SOURCE EXTRACT

----

Too much stuff going on...!
It's taken me a long time to be able to adjust to moving back to my home country with my husband, and getting used to married life. It's very hard. I was finally settling in and then my mother moved back to our apartment that I've always lived with her I hate living with my mother and it has taken a toll on my husband. He thinks she's crazy, and cannot believe I've lived with her for so long...
Now he has decided he wants to move back to the UK together and I am afraid that, at the worst we won't be able to move back. Or I might have to struggle all over again, getting used to living in another country again. It was very hard for me there by myself, relying only on him. He can make me feel really bad, because of his Aspergers syndrome he has too.
Now my mother has decided to have her Italian husband move here, who I have never met before, for 6 months. I don't want him to move here but my mother doesn't care about that because she is selfish. I tried telling her I don't feel comfortable him coming here but she says they won't be home very much, probably just so I leave her alone. I really wish I was rich so that I could move out!! !
I hate being only able to live on my ridiculous disability benefits to support me and my husband. I have not been able to get any information or support in this freaking country I live in, for autistic adults. All these people care about is autistic children! Well some adults didn't get diagnosed until they were all grown up already! I'm really fed up and upset because I don't want to live with a stranger I never met!
If you have particular issues you may want to ask for help on this forum. There may be other Aspies who have found things that will help.
Autism is a really tough disorder in that the best people to help are the people who have it, but those that have it can't do social services jobs to help other people on the Spectrum.

----

WORK TO COMPLETE
Carry on the forum thread about living with family and finding support as an autistic adult, picking up after its final sentence.

----

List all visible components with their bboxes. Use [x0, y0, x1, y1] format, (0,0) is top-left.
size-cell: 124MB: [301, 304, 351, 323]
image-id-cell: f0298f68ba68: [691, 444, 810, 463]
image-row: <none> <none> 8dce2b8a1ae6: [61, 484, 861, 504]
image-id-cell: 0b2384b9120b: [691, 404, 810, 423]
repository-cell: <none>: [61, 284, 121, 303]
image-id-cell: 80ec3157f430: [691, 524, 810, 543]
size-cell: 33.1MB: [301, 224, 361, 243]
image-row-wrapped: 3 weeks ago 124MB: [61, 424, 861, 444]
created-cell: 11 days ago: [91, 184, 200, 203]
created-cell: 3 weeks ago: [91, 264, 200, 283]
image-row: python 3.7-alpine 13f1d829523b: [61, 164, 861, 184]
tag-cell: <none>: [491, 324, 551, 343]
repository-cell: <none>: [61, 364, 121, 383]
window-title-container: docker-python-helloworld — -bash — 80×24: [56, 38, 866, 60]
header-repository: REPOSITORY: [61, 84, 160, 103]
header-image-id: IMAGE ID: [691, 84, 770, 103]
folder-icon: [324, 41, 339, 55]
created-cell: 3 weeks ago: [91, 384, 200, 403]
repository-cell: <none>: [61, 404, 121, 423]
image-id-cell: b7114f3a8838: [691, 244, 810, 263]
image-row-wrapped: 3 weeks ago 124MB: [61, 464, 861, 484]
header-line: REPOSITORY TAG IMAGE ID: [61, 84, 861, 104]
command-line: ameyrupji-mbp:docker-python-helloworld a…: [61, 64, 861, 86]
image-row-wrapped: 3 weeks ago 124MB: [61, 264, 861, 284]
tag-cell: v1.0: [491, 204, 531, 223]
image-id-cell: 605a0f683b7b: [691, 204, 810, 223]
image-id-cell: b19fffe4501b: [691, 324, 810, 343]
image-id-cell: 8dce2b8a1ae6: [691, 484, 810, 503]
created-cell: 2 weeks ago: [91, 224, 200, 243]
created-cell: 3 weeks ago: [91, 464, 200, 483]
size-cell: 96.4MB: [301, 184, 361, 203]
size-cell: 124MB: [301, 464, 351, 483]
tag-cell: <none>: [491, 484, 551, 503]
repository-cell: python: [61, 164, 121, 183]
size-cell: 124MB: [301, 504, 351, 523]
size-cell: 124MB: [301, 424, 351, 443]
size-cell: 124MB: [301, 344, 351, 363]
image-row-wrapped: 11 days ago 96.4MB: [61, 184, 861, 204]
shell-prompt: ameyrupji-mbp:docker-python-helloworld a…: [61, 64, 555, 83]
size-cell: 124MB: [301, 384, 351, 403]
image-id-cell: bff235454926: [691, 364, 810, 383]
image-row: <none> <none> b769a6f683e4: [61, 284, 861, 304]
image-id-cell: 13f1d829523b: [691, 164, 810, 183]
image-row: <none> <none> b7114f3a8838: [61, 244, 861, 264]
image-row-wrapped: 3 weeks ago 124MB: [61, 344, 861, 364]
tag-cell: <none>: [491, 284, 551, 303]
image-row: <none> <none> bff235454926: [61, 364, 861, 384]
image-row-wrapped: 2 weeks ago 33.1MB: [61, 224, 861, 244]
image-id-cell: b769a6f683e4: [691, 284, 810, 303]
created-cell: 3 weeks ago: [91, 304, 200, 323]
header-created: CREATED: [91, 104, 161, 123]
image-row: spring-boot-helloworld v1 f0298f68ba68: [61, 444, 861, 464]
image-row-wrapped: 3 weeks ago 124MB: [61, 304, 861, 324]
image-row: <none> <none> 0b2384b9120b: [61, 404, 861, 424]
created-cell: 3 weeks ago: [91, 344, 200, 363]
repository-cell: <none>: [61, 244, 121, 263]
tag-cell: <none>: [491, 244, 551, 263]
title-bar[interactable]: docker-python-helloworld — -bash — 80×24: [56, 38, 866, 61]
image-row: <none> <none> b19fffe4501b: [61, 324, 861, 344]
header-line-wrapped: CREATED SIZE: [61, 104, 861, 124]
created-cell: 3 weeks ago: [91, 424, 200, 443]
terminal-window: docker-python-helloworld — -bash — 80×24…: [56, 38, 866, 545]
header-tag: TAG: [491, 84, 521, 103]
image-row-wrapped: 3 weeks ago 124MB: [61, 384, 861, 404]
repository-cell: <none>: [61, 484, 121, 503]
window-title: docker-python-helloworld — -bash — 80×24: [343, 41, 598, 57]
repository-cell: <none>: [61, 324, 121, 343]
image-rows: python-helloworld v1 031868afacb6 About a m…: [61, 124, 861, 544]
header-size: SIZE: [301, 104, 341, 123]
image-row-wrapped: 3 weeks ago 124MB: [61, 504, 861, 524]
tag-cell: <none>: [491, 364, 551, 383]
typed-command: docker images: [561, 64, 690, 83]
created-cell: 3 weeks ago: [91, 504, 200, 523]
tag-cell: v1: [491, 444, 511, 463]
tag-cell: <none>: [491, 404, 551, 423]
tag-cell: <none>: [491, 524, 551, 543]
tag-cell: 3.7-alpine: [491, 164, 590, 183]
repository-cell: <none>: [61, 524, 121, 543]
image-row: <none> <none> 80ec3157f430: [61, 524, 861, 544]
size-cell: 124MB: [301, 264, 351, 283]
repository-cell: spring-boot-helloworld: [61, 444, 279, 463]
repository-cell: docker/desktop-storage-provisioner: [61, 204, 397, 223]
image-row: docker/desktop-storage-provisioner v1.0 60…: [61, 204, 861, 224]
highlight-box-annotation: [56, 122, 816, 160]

----

ANSWER SPACE
Living with random / extended family members is difficult, and stressful. But like you say, often a necessity if one has low income due to disability. Moving is stressful as well, and autistics struggle with change even more than most people. I've had to face all of that too, and at times it's been overwhelming, and beyond my ability to cope.
Do you have access to counseling at all? I've been able to see a short-term crisis therapist in the past, and for insurance purposes it was put down as 'anxiety', since autism wasn't a covered option. It can be helpful during times of extreme stress, when you just need someone to talk to, and feel like you're not completely alone.
In any case I wish you the best in dealing with this transition, and hope things get better from here!
Autism is a really tough disorder in that the best people to help are the people who have it, but those that have it can't do social services jobs to help other people on the Spectrum.
I agree about aspies being the most helpful. It did help to vent about it, I tend to just bottle it up and didn't think to start talking about what's going on until a few days ago. Now I've just been freaking out. I'll ask for more information on the forum again, thanks for bringing that up for me BTDT as I hadn't thought about it.
Do you have access to counseling at all? I've been able to see a short-term crisis therapist in the past, and for insurance purposes it was put down as 'anxiety', since autism wasn't a covered option. It can be helpful during times of extreme stress, when you just need someone to talk to, and feel like you're not completely alone.
In any case I wish you the best in dealing with this transition, and hope things get better from here!
Hi Ashariel, thanks for your encouragement, it helps to have this place to write about what's going on. I have therapy once a week but it's been hard to express what's been bothering me with the therapist. I've kind of been mostly talking about the holidays and not a lot of the more difficult stuff with him. I'll try to bring it up in the next session, it's just hard to get it into words sometimes.